TAREAS POR REALIZAR →
- A) Según la noticia sobre la despedida de Sara Sofía, ¿en qué barrio de Valledupar estaba la vivienda donde ocurrió su deceso?
- B) De la noticia sobre la despedida de Sara Sofía, reproduce textualmente el pasaje que va desde "El deceso de" hasta "al centro asistencial.", ambos incluidos.

FRAGMENTO SELECCIONADO →
"""

Las autoridades competentes mantienen las investigaciones activas para determinar las causas exactas que rodearon el fallecimiento de la menor.
La comunidad deportiva de Valledupar se volcó al patinódromo Elías Ochoa Daza para rendir un último tributo a Sara Sofía Guzmán Pedroza, la deportista de 11 años que falleció la noche del pasado miércoles 20 de mayo. El escenario, que usualmente vibraba con el sonido de los patines, se transformó en un espacio de silencio y reflexión, donde globos blancos y lágrimas marcaron la despedida de una joven que era considerada una de las grandes promesas de esta disciplina en el departamento del Cesar.
El deceso de la pequeña, ocurrido al interior de su vivienda en el barrio Villa del Rosario, ha generado una profunda consternación que trasciende el ámbito familiar y alcanza a diversos clubes de patinaje de la región. Según los reportes iniciales, Sara Sofía fue encontrada sin signos vitales en el patio de su residencia y, pese a ser trasladada de urgencia a la Clínica Pediátrica Simón Bolívar por vecinos y familiares, los médicos confirmaron su fallecimiento poco después de su ingreso al centro asistencial.
El último contacto con su entrenador
Durante los actos de despedida, los entrenadores que guiaron sus pasos en el deporte compartieron detalles sobre las últimas horas de la menor, resaltando que nada hacía presagiar el desenlace. Juan José Lagos, profesor de patinaje de la niña, relató al medio El Pilón que mantuvo comunicación con ella poco antes de la tragedia para indagar sobre su ausencia en la práctica vespertina, recibiendo una respuesta que denotaba normalidad dentro de sus rutinas escolares y familiares.
“Anoche mismo hablé con ella, porque me entrena en las tardes porque hace muchas tareas; a las 9 de la noche llamé para saber por qué no había ido a entrenamiento, me dijo que porque estaba ocupadita con la mamá”, recordó Lagos visiblemente afectado.
El instructor enfatizó en la personalidad radiante de su alumna, a quien definió como una niña “alegre, demasiado alegre, se excedía de alegre, contenta, comunicativa, operativa y honesta”, subrayando el vacío que deja su partida en el equipo.
Un llamado a la salud mental deportiva
La ceremonia fúnebre también se convirtió en un espacio de autocrítica para el entorno deportivo y las instituciones locales, ante la necesidad de fortalecer el acompañamiento psicológico de los jóvenes talentos. Jorge Garavito, otro de sus entrenadores, destacó la competitividad y el esfuerzo constante que caracterizaban a Sara Sofía en cada entrenamiento, describiéndola como una deportista “berraca” que siempre se exigía ser la mejor y que encaraba cada competencia con la convicción de ganar todas las medallas posibles.

"""

EXTRACTO DE DATOS →

"""

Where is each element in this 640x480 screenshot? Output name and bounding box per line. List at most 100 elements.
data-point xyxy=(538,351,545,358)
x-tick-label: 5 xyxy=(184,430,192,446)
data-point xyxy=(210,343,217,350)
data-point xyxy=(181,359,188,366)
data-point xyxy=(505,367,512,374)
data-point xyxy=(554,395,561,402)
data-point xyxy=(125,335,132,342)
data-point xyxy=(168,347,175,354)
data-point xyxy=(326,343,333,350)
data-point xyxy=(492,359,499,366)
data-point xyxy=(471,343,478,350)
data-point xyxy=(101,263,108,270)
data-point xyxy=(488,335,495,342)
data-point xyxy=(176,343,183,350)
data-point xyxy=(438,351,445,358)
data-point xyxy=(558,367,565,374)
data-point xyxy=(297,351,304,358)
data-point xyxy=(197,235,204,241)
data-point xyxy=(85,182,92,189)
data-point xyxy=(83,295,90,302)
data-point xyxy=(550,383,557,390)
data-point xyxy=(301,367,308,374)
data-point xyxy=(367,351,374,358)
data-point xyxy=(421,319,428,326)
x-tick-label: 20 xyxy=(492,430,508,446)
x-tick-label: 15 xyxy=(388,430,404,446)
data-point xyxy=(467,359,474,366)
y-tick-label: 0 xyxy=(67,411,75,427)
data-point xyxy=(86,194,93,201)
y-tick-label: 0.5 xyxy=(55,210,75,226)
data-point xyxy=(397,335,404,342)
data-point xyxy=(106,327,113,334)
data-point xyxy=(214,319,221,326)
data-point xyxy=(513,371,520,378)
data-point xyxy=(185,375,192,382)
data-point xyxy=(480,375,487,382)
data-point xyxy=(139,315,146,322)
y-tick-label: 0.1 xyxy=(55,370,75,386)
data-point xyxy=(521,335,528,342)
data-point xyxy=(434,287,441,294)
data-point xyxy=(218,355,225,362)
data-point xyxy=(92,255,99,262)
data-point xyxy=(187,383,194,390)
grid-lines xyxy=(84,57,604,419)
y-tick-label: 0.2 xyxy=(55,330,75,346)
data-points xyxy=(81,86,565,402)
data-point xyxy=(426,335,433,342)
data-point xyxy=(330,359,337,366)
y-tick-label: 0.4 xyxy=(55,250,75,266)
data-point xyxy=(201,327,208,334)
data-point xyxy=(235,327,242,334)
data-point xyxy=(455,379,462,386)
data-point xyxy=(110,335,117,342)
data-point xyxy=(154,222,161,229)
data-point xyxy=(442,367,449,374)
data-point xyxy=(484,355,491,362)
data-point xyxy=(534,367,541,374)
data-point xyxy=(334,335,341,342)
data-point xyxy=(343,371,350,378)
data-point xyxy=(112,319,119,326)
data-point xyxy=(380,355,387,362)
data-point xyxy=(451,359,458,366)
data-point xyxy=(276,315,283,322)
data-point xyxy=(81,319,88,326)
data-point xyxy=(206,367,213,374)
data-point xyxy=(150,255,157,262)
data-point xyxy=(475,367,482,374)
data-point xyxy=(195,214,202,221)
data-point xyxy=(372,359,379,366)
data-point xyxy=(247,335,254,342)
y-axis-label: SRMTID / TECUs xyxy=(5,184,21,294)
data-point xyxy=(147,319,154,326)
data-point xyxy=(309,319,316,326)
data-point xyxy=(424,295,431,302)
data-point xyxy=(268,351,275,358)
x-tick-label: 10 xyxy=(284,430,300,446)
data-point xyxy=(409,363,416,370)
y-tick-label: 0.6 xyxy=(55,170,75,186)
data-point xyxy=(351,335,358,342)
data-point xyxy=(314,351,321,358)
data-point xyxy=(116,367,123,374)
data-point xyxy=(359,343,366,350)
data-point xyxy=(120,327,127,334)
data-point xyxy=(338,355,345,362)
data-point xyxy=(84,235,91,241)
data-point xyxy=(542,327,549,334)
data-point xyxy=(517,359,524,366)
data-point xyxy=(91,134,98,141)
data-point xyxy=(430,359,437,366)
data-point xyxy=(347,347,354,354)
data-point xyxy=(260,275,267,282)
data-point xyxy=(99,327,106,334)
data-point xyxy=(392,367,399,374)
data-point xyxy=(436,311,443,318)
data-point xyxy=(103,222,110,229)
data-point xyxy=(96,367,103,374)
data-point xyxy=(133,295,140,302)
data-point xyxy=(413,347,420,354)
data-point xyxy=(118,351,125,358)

"""

RESPUESTAS DEL EJERCICIO →
- A) En el barrio Villa del Rosario.

- B)
El deceso de la pequeña, ocurrido al interior de su vivienda en el barrio Villa del Rosario, ha generado una profunda consternación que trasciende el ámbito familiar y alcanza a diversos clubes de patinaje de la región. Según los reportes iniciales, Sara Sofía fue encontrada sin signos vitales en el patio de su residencia y, pese a ser trasladada de urgencia a la Clínica Pediátrica Simón Bolívar por vecinos y familiares, los médicos confirmaron su fallecimiento poco después de su ingreso al centro asistencial.